What the task asks -
Write out the listing below exactly, and omit any images you find in it.

● ● ● ● ●

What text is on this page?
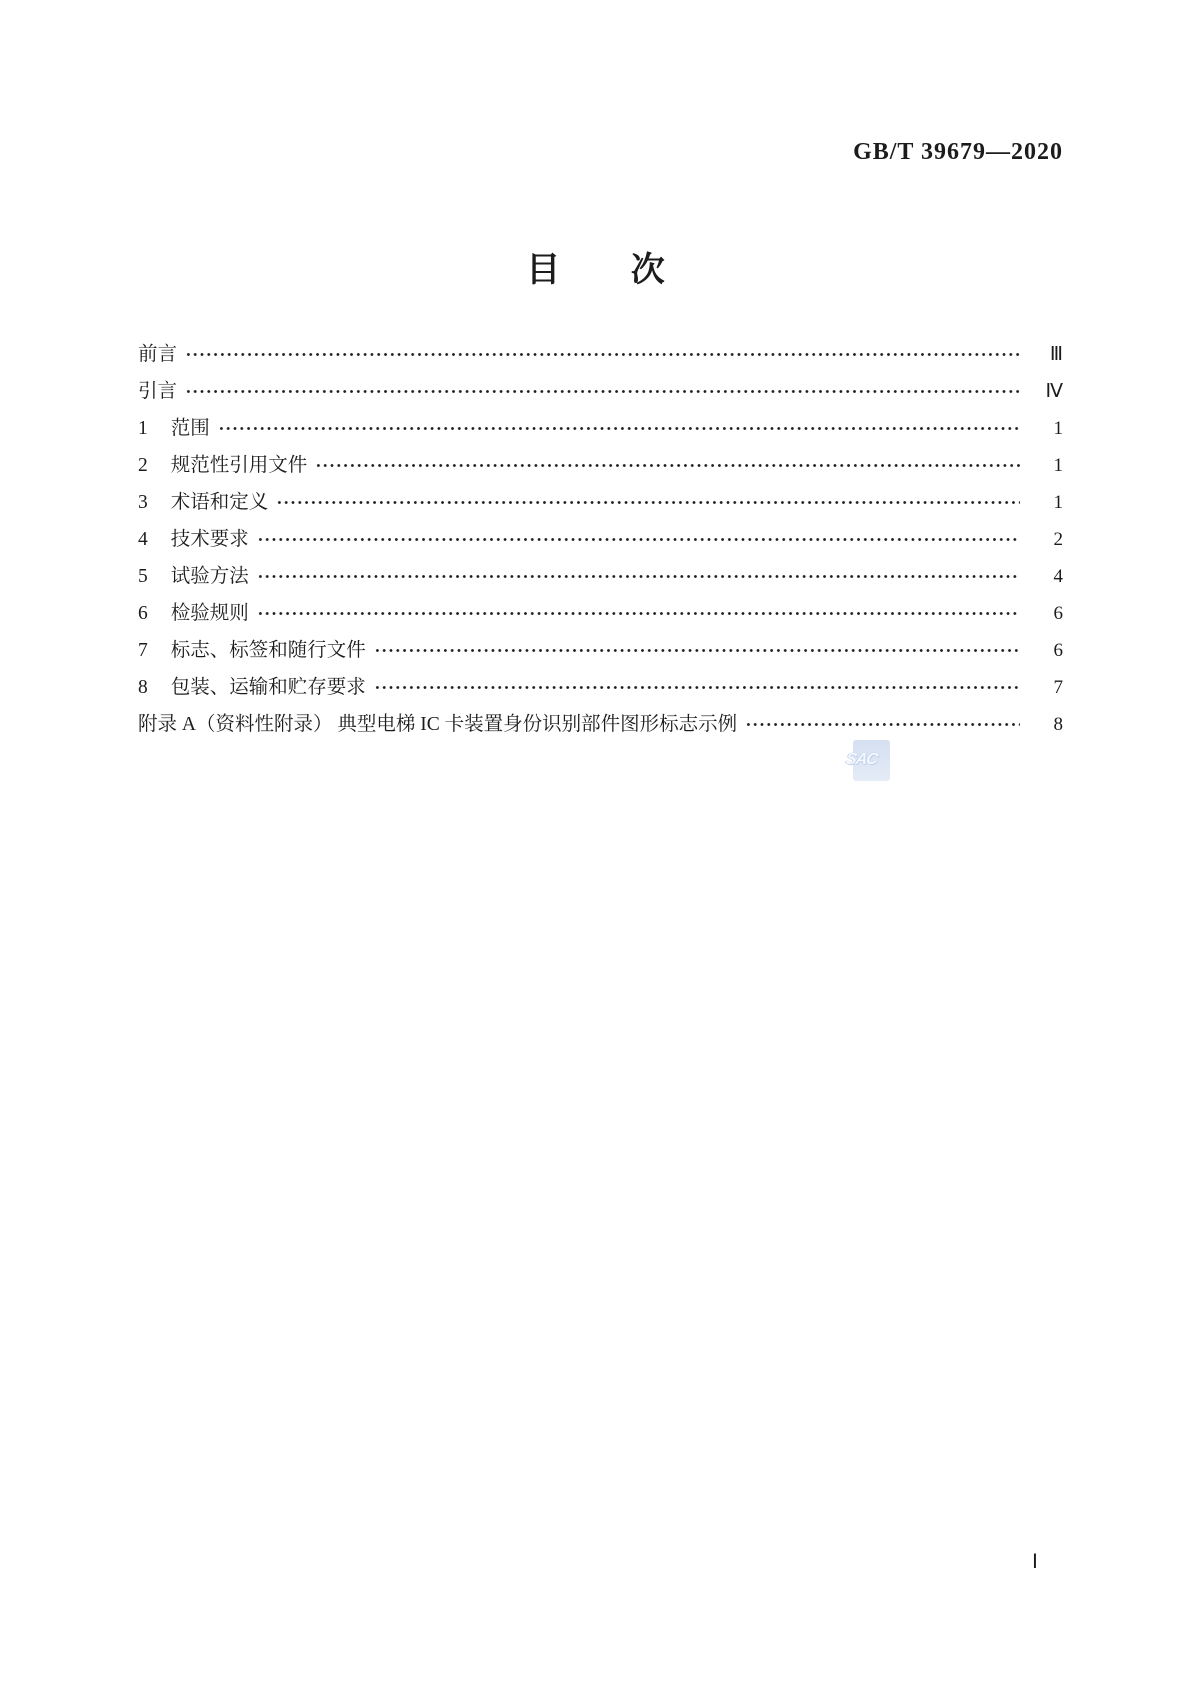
GB/T 39679—2020
目 次
前言	Ⅲ
引言	Ⅳ
1 范围	1
2 规范性引用文件	1
3 术语和定义	1
4 技术要求	2
5 试验方法	4
6 检验规则	6
7 标志、标签和随行文件	6
8 包装、运输和贮存要求	7
附录 A（资料性附录） 典型电梯 IC 卡装置身份识别部件图形标志示例	8
SAC
Ⅰ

● ● ● ● ●

Answer below -
What text is on this page?
GB/T 39679—2020
目 次
前言	Ⅲ
引言	Ⅳ
1 范围	1
2 规范性引用文件	1
3 术语和定义	1
4 技术要求	2
5 试验方法	4
6 检验规则	6
7 标志、标签和随行文件	6
8 包装、运输和贮存要求	7
附录 A（资料性附录） 典型电梯 IC 卡装置身份识别部件图形标志示例	8
SAC
Ⅰ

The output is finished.